**RECORDED DATA:**
============================================================

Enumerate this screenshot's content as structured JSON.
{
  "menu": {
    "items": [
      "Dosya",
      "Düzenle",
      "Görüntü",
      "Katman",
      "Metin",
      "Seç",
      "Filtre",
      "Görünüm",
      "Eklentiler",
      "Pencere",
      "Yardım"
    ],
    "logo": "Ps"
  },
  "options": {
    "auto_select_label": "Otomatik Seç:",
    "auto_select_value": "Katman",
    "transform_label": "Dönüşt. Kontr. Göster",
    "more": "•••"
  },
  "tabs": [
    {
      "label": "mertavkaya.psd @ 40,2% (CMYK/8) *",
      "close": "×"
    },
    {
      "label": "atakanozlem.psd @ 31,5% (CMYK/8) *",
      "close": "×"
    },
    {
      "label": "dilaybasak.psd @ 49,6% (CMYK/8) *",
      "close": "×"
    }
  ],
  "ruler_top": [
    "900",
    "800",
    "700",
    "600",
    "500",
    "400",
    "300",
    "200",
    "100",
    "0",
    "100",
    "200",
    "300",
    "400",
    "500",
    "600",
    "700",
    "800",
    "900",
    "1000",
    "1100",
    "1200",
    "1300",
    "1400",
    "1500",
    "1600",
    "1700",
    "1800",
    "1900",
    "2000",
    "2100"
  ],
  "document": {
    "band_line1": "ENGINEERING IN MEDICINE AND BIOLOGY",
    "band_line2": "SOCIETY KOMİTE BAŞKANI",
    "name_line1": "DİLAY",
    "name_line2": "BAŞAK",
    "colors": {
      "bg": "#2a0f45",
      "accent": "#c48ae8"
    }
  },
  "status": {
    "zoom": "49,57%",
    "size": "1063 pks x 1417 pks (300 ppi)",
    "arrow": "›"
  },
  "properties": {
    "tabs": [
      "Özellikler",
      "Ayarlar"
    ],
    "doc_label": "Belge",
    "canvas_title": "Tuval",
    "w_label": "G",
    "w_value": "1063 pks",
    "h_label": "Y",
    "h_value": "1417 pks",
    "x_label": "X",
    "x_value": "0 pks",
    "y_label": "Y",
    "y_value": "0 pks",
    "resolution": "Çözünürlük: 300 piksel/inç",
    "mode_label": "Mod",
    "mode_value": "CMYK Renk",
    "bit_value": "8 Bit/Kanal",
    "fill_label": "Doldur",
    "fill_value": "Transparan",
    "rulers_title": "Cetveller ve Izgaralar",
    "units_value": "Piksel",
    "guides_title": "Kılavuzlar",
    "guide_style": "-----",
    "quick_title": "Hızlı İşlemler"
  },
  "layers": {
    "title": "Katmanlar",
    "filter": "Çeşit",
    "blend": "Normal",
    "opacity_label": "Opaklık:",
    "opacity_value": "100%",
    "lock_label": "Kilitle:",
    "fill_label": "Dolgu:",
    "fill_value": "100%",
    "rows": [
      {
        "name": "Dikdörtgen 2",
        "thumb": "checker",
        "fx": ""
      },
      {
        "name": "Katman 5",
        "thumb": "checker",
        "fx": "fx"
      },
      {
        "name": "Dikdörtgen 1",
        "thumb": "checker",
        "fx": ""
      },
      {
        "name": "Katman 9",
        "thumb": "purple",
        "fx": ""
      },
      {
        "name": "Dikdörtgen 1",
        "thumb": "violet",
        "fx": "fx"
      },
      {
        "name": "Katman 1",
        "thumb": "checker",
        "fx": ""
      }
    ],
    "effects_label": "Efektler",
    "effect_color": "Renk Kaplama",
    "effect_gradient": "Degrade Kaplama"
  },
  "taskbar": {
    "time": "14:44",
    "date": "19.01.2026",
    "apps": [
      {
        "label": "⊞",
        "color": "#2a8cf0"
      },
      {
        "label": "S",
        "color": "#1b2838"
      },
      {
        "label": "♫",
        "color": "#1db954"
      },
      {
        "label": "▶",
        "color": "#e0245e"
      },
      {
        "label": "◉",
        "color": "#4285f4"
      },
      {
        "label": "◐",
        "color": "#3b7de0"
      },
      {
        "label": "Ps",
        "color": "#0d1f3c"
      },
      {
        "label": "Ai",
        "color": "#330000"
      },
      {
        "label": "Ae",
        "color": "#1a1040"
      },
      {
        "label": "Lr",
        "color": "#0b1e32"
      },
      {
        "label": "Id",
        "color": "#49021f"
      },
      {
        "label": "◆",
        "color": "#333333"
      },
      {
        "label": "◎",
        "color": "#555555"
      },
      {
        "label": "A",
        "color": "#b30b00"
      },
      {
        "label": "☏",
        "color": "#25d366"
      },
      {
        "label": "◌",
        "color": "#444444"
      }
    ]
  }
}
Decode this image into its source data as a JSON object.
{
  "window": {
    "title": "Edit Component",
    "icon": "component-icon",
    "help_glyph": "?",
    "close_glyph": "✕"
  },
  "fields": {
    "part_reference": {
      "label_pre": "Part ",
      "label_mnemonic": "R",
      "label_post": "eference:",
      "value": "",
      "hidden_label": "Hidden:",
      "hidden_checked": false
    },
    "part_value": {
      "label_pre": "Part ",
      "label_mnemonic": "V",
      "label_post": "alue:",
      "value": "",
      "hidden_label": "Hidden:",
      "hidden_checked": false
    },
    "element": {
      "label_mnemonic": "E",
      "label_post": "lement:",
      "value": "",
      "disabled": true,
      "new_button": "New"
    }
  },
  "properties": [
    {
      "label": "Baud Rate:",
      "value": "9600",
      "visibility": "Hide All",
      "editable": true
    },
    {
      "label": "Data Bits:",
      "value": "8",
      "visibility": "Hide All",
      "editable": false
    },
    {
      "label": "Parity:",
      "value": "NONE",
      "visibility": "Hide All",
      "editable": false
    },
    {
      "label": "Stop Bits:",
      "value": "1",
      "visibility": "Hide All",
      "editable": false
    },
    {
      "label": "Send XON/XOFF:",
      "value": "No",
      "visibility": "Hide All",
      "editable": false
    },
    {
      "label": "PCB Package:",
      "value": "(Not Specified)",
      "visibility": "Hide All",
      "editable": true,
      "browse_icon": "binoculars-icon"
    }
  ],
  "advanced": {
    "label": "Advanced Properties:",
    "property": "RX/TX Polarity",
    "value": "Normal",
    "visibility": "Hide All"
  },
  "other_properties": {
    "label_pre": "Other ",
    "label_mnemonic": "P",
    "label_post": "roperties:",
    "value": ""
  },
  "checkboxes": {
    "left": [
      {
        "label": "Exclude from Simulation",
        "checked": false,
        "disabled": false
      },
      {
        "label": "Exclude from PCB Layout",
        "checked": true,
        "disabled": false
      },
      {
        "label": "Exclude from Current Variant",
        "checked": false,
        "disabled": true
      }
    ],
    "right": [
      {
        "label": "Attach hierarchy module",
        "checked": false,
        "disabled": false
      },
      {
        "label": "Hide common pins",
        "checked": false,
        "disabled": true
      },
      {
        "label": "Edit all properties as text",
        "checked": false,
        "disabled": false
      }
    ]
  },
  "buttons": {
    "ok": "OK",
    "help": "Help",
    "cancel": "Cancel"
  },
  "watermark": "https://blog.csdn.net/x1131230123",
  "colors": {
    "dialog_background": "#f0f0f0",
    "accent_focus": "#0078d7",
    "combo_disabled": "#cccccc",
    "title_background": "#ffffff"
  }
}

============================================================

**WHAT THE EXERCISE ASKS:** Your task is to print all of the records exactly.

**SOLUTION TO THIS TASK:**
Enumerate this screenshot's content as structured JSON.
{
  "menu": {
    "items": [
      "Dosya",
      "Düzenle",
      "Görüntü",
      "Katman",
      "Metin",
      "Seç",
      "Filtre",
      "Görünüm",
      "Eklentiler",
      "Pencere",
      "Yardım"
    ],
    "logo": "Ps"
  },
  "options": {
    "auto_select_label": "Otomatik Seç:",
    "auto_select_value": "Katman",
    "transform_label": "Dönüşt. Kontr. Göster",
    "more": "•••"
  },
  "tabs": [
    {
      "label": "mertavkaya.psd @ 40,2% (CMYK/8) *",
      "close": "×"
    },
    {
      "label": "atakanozlem.psd @ 31,5% (CMYK/8) *",
      "close": "×"
    },
    {
      "label": "dilaybasak.psd @ 49,6% (CMYK/8) *",
      "close": "×"
    }
  ],
  "ruler_top": [
    "900",
    "800",
    "700",
    "600",
    "500",
    "400",
    "300",
    "200",
    "100",
    "0",
    "100",
    "200",
    "300",
    "400",
    "500",
    "600",
    "700",
    "800",
    "900",
    "1000",
    "1100",
    "1200",
    "1300",
    "1400",
    "1500",
    "1600",
    "1700",
    "1800",
    "1900",
    "2000",
    "2100"
  ],
  "document": {
    "band_line1": "ENGINEERING IN MEDICINE AND BIOLOGY",
    "band_line2": "SOCIETY KOMİTE BAŞKANI",
    "name_line1": "DİLAY",
    "name_line2": "BAŞAK",
    "colors": {
      "bg": "#2a0f45",
      "accent": "#c48ae8"
    }
  },
  "status": {
    "zoom": "49,57%",
    "size": "1063 pks x 1417 pks (300 ppi)",
    "arrow": "›"
  },
  "properties": {
    "tabs": [
      "Özellikler",
      "Ayarlar"
    ],
    "doc_label": "Belge",
    "canvas_title": "Tuval",
    "w_label": "G",
    "w_value": "1063 pks",
    "h_label": "Y",
    "h_value": "1417 pks",
    "x_label": "X",
    "x_value": "0 pks",
    "y_label": "Y",
    "y_value": "0 pks",
    "resolution": "Çözünürlük: 300 piksel/inç",
    "mode_label": "Mod",
    "mode_value": "CMYK Renk",
    "bit_value": "8 Bit/Kanal",
    "fill_label": "Doldur",
    "fill_value": "Transparan",
    "rulers_title": "Cetveller ve Izgaralar",
    "units_value": "Piksel",
    "guides_title": "Kılavuzlar",
    "guide_style": "-----",
    "quick_title": "Hızlı İşlemler"
  },
  "layers": {
    "title": "Katmanlar",
    "filter": "Çeşit",
    "blend": "Normal",
    "opacity_label": "Opaklık:",
    "opacity_value": "100%",
    "lock_label": "Kilitle:",
    "fill_label": "Dolgu:",
    "fill_value": "100%",
    "rows": [
      {
        "name": "Dikdörtgen 2",
        "thumb": "checker",
        "fx": ""
      },
      {
        "name": "Katman 5",
        "thumb": "checker",
        "fx": "fx"
      },
      {
        "name": "Dikdörtgen 1",
        "thumb": "checker",
        "fx": ""
      },
      {
        "name": "Katman 9",
        "thumb": "purple",
        "fx": ""
      },
      {
        "name": "Dikdörtgen 1",
        "thumb": "violet",
        "fx": "fx"
      },
      {
        "name": "Katman 1",
        "thumb": "checker",
        "fx": ""
      }
    ],
    "effects_label": "Efektler",
    "effect_color": "Renk Kaplama",
    "effect_gradient": "Degrade Kaplama"
  },
  "taskbar": {
    "time": "14:44",
    "date": "19.01.2026",
    "apps": [
      {
        "label": "⊞",
        "color": "#2a8cf0"
      },
      {
        "label": "S",
        "color": "#1b2838"
      },
      {
        "label": "♫",
        "color": "#1db954"
      },
      {
        "label": "▶",
        "color": "#e0245e"
      },
      {
        "label": "◉",
        "color": "#4285f4"
      },
      {
        "label": "◐",
        "color": "#3b7de0"
      },
      {
        "label": "Ps",
        "color": "#0d1f3c"
      },
      {
        "label": "Ai",
        "color": "#330000"
      },
      {
        "label": "Ae",
        "color": "#1a1040"
      },
      {
        "label": "Lr",
        "color": "#0b1e32"
      },
      {
        "label": "Id",
        "color": "#49021f"
      },
      {
        "label": "◆",
        "color": "#333333"
      },
      {
        "label": "◎",
        "color": "#555555"
      },
      {
        "label": "A",
        "color": "#b30b00"
      },
      {
        "label": "☏",
        "color": "#25d366"
      },
      {
        "label": "◌",
        "color": "#444444"
      }
    ]
  }
}
Decode this image into its source data as a JSON object.
{
  "window": {
    "title": "Edit Component",
    "icon": "component-icon",
    "help_glyph": "?",
    "close_glyph": "✕"
  },
  "fields": {
    "part_reference": {
      "label_pre": "Part ",
      "label_mnemonic": "R",
      "label_post": "eference:",
      "value": "",
      "hidden_label": "Hidden:",
      "hidden_checked": false
    },
    "part_value": {
      "label_pre": "Part ",
      "label_mnemonic": "V",
      "label_post": "alue:",
      "value": "",
      "hidden_label": "Hidden:",
      "hidden_checked": false
    },
    "element": {
      "label_mnemonic": "E",
      "label_post": "lement:",
      "value": "",
      "disabled": true,
      "new_button": "New"
    }
  },
  "properties": [
    {
      "label": "Baud Rate:",
      "value": "9600",
      "visibility": "Hide All",
      "editable": true
    },
    {
      "label": "Data Bits:",
      "value": "8",
      "visibility": "Hide All",
      "editable": false
    },
    {
      "label": "Parity:",
      "value": "NONE",
      "visibility": "Hide All",
      "editable": false
    },
    {
      "label": "Stop Bits:",
      "value": "1",
      "visibility": "Hide All",
      "editable": false
    },
    {
      "label": "Send XON/XOFF:",
      "value": "No",
      "visibility": "Hide All",
      "editable": false
    },
    {
      "label": "PCB Package:",
      "value": "(Not Specified)",
      "visibility": "Hide All",
      "editable": true,
      "browse_icon": "binoculars-icon"
    }
  ],
  "advanced": {
    "label": "Advanced Properties:",
    "property": "RX/TX Polarity",
    "value": "Normal",
    "visibility": "Hide All"
  },
  "other_properties": {
    "label_pre": "Other ",
    "label_mnemonic": "P",
    "label_post": "roperties:",
    "value": ""
  },
  "checkboxes": {
    "left": [
      {
        "label": "Exclude from Simulation",
        "checked": false,
        "disabled": false
      },
      {
        "label": "Exclude from PCB Layout",
        "checked": true,
        "disabled": false
      },
      {
        "label": "Exclude from Current Variant",
        "checked": false,
        "disabled": true
      }
    ],
    "right": [
      {
        "label": "Attach hierarchy module",
        "checked": false,
        "disabled": false
      },
      {
        "label": "Hide common pins",
        "checked": false,
        "disabled": true
      },
      {
        "label": "Edit all properties as text",
        "checked": false,
        "disabled": false
      }
    ]
  },
  "buttons": {
    "ok": "OK",
    "help": "Help",
    "cancel": "Cancel"
  },
  "watermark": "https://blog.csdn.net/x1131230123",
  "colors": {
    "dialog_background": "#f0f0f0",
    "accent_focus": "#0078d7",
    "combo_disabled": "#cccccc",
    "title_background": "#ffffff"
  }
}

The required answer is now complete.